## GIVEN TASK
Reproduce the forum thread on road counter cables between "From memory they" and "the same wheelbase?", inclusive, word for word.

Discussion in 'The Pub' started by nibor, Jul 28, 2009.

  1. the two rubber lines/sensor cables you often see nailed perpendicularly across a road, connecting to a data box chained up to something, what are these for?

    vehicle mass detection, vehicle type, vehicle frequency counters, speed detection, what? obviously they simply collect raw data, none of it can be identified to a specific motorist.

    at the moment i tend to slow down for them, simply in case they do detect speed, i dont need any more governments deciding more speed limit reductions or chicanes or speed bumps are required.
  2. They don't detect speed. To much variance in the wheel base etc to do that.

    From memory they are traffic counters
  3. But why would there be two lines run across the road, a counter only needs one line, but the presence of two lines at a fixed distance means they can measure speed as the front (OR back) wheel crosses and the time is measured.
  4. exactly, and they always seem spaced at the same width.
  5. And every vehicle has the same wheelbase?

    I'm going to hazard a guess. It could be so that they can detect when a multiple axle vehicle has run over them (and vehicles with trailers).
  6. Wheelbase has nothing to do with it. It measures the time taken from tripping one line to the next - this can indicate speed. I have spoken to council folk about these and yes, they record speed, there was one out the front of my house for a while. They said they may/may not report it to the police but it's there more so for road use statistics and maintenance schedules.
  7. Oh yeah - Doh! dunno what I was thinking there... mind was on something else.
  8. Yes, they do detect speed !

    Working out at Cadia Mine years ago, the mine safety committee decided to put these cables across on Cadia Rd (Orange, NSW). This was done in secrecy to enforce that vehicle safety also extends to the road outside of the mine site.

    The results were posted up on the notice boards with great surprise.

    One result showed a multi-axle truck tripping the wires at 150+ km/h ! :eek: It showed the date, time and speed. The results also showed that the majority of the vehicles travelling from the mine (ie going home) were speeding, while the vehicles travelling to the mine travelled at a less speed.

    No doubt the results made everyone rethink their driving attitudes.
  9. sweet. thanks for the info guys!
    i shall continue to distort the statistics and slow down for these mofo's :grin:
  10. Some are used by council to detect the number of vehicles using a street. The two tubes allow them to work out which direction the vehicles are traveling. This is then matched to the time the vehicles are using the street. This allows the council to gain supportive evidence for residents complaints and allows them to work out measures to deal with traffic whether it be by signs or engineering measures such as speed humps, chicanes, etc.

    Some do measure speed. I am not sure of how many of the council ones do but the police ones are called amphometers.

    This is a Tasmanian legislative reference to them (As it was one of the first to appear after my google search :) ) : http://www.austlii.edu.au/au/legis/tas/consol_reg/vatddr2002452/s7.html

    As mentioned above, the tubes are set at a set distance apart and when the first set of wheels pass over the first tube the time to the second one is measured thereby calculating the speed. Old technology.

## DATA ROWS

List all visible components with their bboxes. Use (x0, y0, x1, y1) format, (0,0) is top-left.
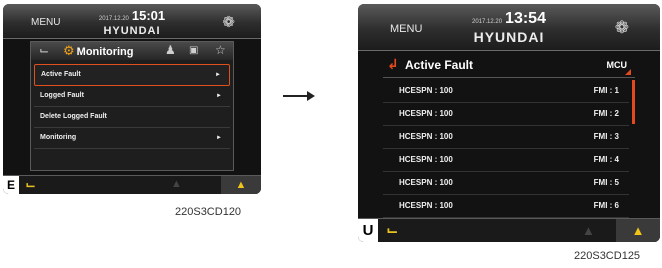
fault-row[interactable]: HCESPN : 100 FMI : 4 (383, 149, 629, 172)
fault-row[interactable]: HCESPN : 100 FMI : 3 (383, 126, 629, 149)
steering-wheel-icon[interactable]: ❁ (615, 18, 629, 38)
fault-row[interactable]: HCESPN : 100 FMI : 5 (383, 172, 629, 195)
fault-code: HCESPN : 100 (399, 155, 453, 164)
active-fault-screen: MENU 2017.12.20 13:54 HYUNDAI ❁ ↲ Active … (358, 4, 660, 242)
fault-code: HCESPN : 100 (399, 109, 453, 118)
machine-icon: ▲ (616, 219, 660, 242)
tab-monitoring[interactable]: ⚙ Monitoring (63, 42, 133, 60)
fault-fmi: FMI : 4 (593, 155, 619, 164)
chevron-right-icon: ► (216, 93, 222, 99)
steering-wheel-icon[interactable]: ❁ (222, 13, 235, 31)
fault-row[interactable]: HCESPN : 100 FMI : 2 (383, 103, 629, 126)
brand-logo: HYUNDAI (473, 29, 545, 45)
indicator-icon: ▲ (171, 178, 182, 190)
status-footer: E ⌙ ▲ ▲ (3, 175, 261, 194)
menu-item-label: Active Fault (41, 71, 81, 78)
datetime: 2017.12.20 13:54 HYUNDAI (472, 10, 546, 45)
mode-indicator: U (358, 219, 378, 242)
monitoring-panel: ⌙ ⚙ Monitoring ♟ ▣ ☆ Active Fault ► Logge… (30, 41, 234, 171)
fault-code: HCESPN : 100 (399, 86, 453, 95)
fault-fmi: FMI : 2 (593, 109, 619, 118)
fault-list: HCESPN : 100 FMI : 1 HCESPN : 100 FMI : … (383, 80, 629, 218)
operator-icon: ⌙ (25, 177, 36, 192)
monitoring-menu-list: Active Fault ► Logged Fault ► Delete Log… (34, 64, 230, 149)
monitoring-gear-icon: ⚙ (63, 43, 75, 58)
date: 2017.12.20 (472, 19, 503, 25)
fault-row[interactable]: HCESPN : 100 FMI : 1 (383, 80, 629, 103)
header-bar: MENU 2017.12.20 13:54 HYUNDAI ❁ (358, 4, 660, 51)
fault-fmi: FMI : 6 (593, 201, 619, 210)
fault-fmi: FMI : 5 (593, 178, 619, 187)
menu-item-logged-fault[interactable]: Logged Fault ► (34, 86, 230, 107)
status-footer: U ⌙ ▲ ▲ (358, 218, 660, 242)
menu-tab-bar: ⌙ ⚙ Monitoring ♟ ▣ ☆ (31, 42, 233, 60)
tab-monitoring-label: Monitoring (76, 46, 134, 58)
chevron-right-icon: ► (215, 72, 221, 78)
operator-icon: ⌙ (386, 222, 399, 239)
brand-logo: HYUNDAI (103, 25, 161, 37)
menu-button[interactable]: MENU (31, 17, 60, 28)
fault-code: HCESPN : 100 (399, 201, 453, 210)
figure-caption: 220S3CD120 (175, 206, 242, 218)
datetime: 2017.12.20 15:01 HYUNDAI (99, 7, 165, 37)
menu-item-delete-logged-fault[interactable]: Delete Logged Fault (34, 107, 230, 128)
menu-item-label: Logged Fault (40, 92, 84, 99)
fault-fmi: FMI : 1 (593, 86, 619, 95)
menu-item-active-fault[interactable]: Active Fault ► (34, 64, 230, 86)
operator-icon[interactable]: ⌙ (39, 43, 49, 57)
menu-item-label: Monitoring (40, 134, 77, 141)
fault-row[interactable]: HCESPN : 100 FMI : 6 (383, 195, 629, 218)
machine-icon: ▲ (221, 176, 261, 194)
fault-list-scrollbar[interactable] (632, 80, 635, 124)
clock-time: 15:01 (131, 8, 166, 23)
chevron-right-icon: ► (216, 135, 222, 141)
arrow-right-icon (283, 91, 315, 101)
menu-item-monitoring[interactable]: Monitoring ► (34, 128, 230, 149)
figure-caption: 220S3CD125 (574, 250, 641, 262)
indicator-icon: ▲ (582, 223, 595, 238)
date: 2017.12.20 (98, 16, 129, 22)
header-bar: MENU 2017.12.20 15:01 HYUNDAI ❁ (3, 4, 261, 39)
mode-indicator: E (3, 176, 19, 194)
user-icon[interactable]: ♟ (165, 43, 176, 57)
camera-icon[interactable]: ▣ (189, 45, 198, 56)
fault-code: HCESPN : 100 (399, 178, 453, 187)
menu-item-label: Delete Logged Fault (40, 113, 107, 120)
clock-time: 13:54 (505, 10, 546, 27)
star-icon[interactable]: ☆ (215, 43, 226, 57)
page-title: Active Fault (405, 58, 474, 72)
fault-code: HCESPN : 100 (399, 132, 453, 141)
fault-fmi: FMI : 3 (593, 132, 619, 141)
back-arrow-icon[interactable]: ↲ (387, 56, 399, 73)
monitoring-menu-screen: MENU 2017.12.20 15:01 HYUNDAI ❁ ⌙ ⚙ Monito… (3, 4, 261, 194)
page-title-bar: ↲ Active Fault MCU (383, 55, 635, 78)
dropdown-triangle-icon (625, 69, 631, 75)
controller-selector[interactable]: MCU (607, 60, 628, 70)
menu-button[interactable]: MENU (390, 23, 422, 35)
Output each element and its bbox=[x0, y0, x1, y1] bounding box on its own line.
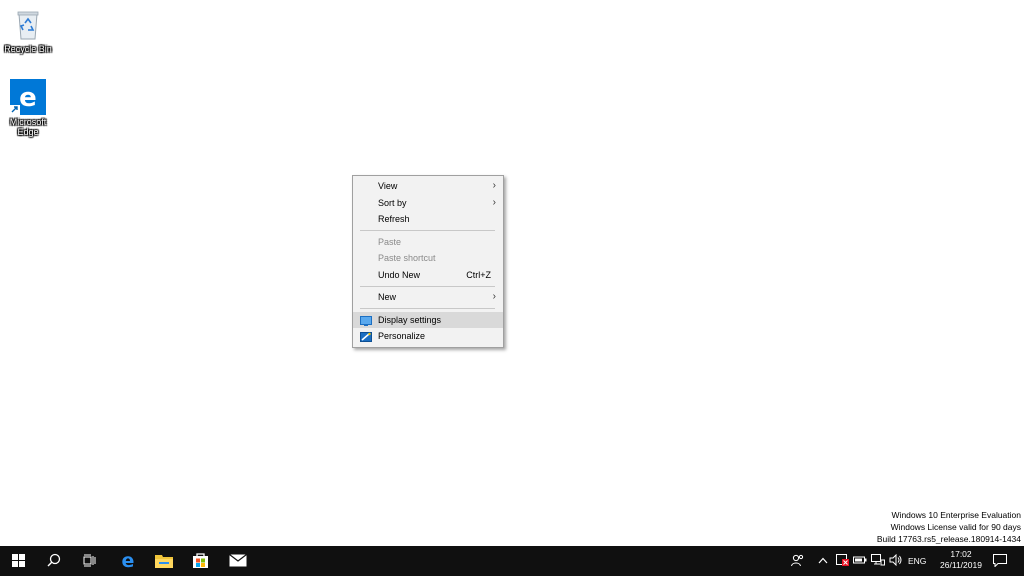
menu-item-undo-new[interactable]: Undo New Ctrl+Z bbox=[353, 267, 503, 284]
windows-start-icon bbox=[11, 553, 25, 569]
action-center-button[interactable] bbox=[988, 546, 1012, 576]
svg-text:e: e bbox=[122, 551, 135, 569]
microsoft-edge-desktop-icon[interactable]: e Microsoft Edge bbox=[0, 79, 56, 137]
menu-item-new[interactable]: New › bbox=[353, 289, 503, 306]
file-explorer-icon bbox=[155, 553, 173, 570]
watermark-line-1: Windows 10 Enterprise Evaluation bbox=[891, 510, 1021, 520]
edge-shortcut-icon: e bbox=[10, 79, 46, 115]
menu-item-paste-shortcut-label: Paste shortcut bbox=[378, 253, 436, 263]
taskbar-edge-button[interactable]: e bbox=[110, 546, 146, 576]
chevron-right-icon: › bbox=[492, 196, 496, 208]
menu-item-new-label: New bbox=[378, 292, 397, 302]
shield-warning-icon bbox=[835, 554, 849, 568]
menu-item-personalize[interactable]: Personalize bbox=[353, 328, 503, 345]
chevron-right-icon: › bbox=[492, 291, 496, 302]
taskbar-store-button[interactable] bbox=[182, 546, 218, 576]
menu-item-sort-by-label: Sort by bbox=[378, 197, 407, 208]
menu-item-sort-by[interactable]: Sort by › bbox=[353, 195, 503, 212]
watermark-line-3: Build 17763.rs5_release.180914-1434 bbox=[876, 534, 1021, 544]
network-tray-button[interactable] bbox=[870, 546, 886, 576]
recycle-bin-label: Recycle Bin bbox=[4, 44, 52, 54]
desktop-context-menu: View › Sort by › Refresh Paste Paste sho… bbox=[352, 175, 504, 348]
menu-item-paste-label: Paste bbox=[378, 236, 402, 247]
store-icon bbox=[192, 552, 209, 571]
start-button[interactable] bbox=[0, 546, 36, 576]
menu-separator bbox=[360, 285, 495, 287]
network-icon bbox=[871, 554, 885, 568]
people-icon bbox=[790, 554, 804, 569]
menu-item-paste: Paste bbox=[353, 234, 503, 251]
windows-evaluation-watermark: Windows 10 Enterprise Evaluation Windows… bbox=[877, 509, 1021, 545]
search-icon bbox=[47, 553, 61, 569]
people-button[interactable] bbox=[788, 546, 806, 576]
watermark-line-2: Windows License valid for 90 days bbox=[890, 522, 1021, 532]
menu-item-view[interactable]: View › bbox=[353, 178, 503, 195]
taskbar-file-explorer-button[interactable] bbox=[146, 546, 182, 576]
personalize-icon bbox=[360, 331, 372, 342]
battery-tray-button[interactable] bbox=[852, 546, 868, 576]
clock-date: 26/11/2019 bbox=[940, 560, 982, 570]
search-button[interactable] bbox=[36, 546, 72, 576]
clock-time: 17:02 bbox=[950, 549, 972, 559]
clock[interactable]: 17:02 26/11/2019 bbox=[936, 549, 986, 571]
speaker-icon bbox=[889, 553, 903, 568]
menu-item-refresh-label: Refresh bbox=[378, 214, 410, 224]
taskbar-mail-button[interactable] bbox=[220, 546, 256, 576]
microsoft-edge-label: Microsoft Edge bbox=[9, 117, 47, 137]
menu-item-view-label: View bbox=[378, 181, 398, 191]
display-settings-icon bbox=[360, 315, 372, 326]
recycle-bin-desktop-icon[interactable]: Recycle Bin bbox=[0, 6, 56, 54]
menu-item-paste-shortcut: Paste shortcut bbox=[353, 250, 503, 267]
mail-icon bbox=[229, 553, 247, 569]
taskbar: e ENG 17:02 26/11/2019 bbox=[0, 546, 1024, 576]
edge-icon: e bbox=[119, 550, 137, 572]
menu-item-display-settings[interactable]: Display settings bbox=[353, 311, 503, 328]
menu-separator bbox=[360, 308, 495, 309]
language-indicator[interactable]: ENG bbox=[908, 546, 926, 576]
task-view-button[interactable] bbox=[72, 546, 108, 576]
menu-separator bbox=[360, 230, 495, 231]
volume-tray-button[interactable] bbox=[888, 546, 904, 576]
menu-item-personalize-label: Personalize bbox=[378, 331, 426, 341]
menu-item-display-settings-label: Display settings bbox=[378, 314, 442, 325]
task-view-icon bbox=[83, 554, 97, 569]
security-tray-button[interactable] bbox=[834, 546, 850, 576]
recycle-bin-icon bbox=[10, 6, 46, 42]
show-hidden-icons-button[interactable] bbox=[816, 546, 830, 576]
menu-item-undo-new-label: Undo New bbox=[378, 269, 421, 280]
power-plug-icon bbox=[853, 555, 867, 567]
menu-item-refresh[interactable]: Refresh bbox=[353, 211, 503, 228]
undo-new-shortcut: Ctrl+Z bbox=[466, 269, 491, 280]
chevron-up-icon bbox=[818, 556, 828, 566]
chevron-right-icon: › bbox=[492, 180, 496, 191]
notification-icon bbox=[993, 553, 1007, 569]
svg-text:e: e bbox=[19, 83, 37, 113]
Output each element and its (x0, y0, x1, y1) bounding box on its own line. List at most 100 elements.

## REPLY
From memory they are traffic counters
  3. But why would there be two lines run across the road, a counter only needs one line, but the presence of two lines at a fixed distance means they can measure speed as the front (OR back) wheel crosses and the time is measured.
  4. exactly, and they always seem spaced at the same width.
  5. And every vehicle has the same wheelbase?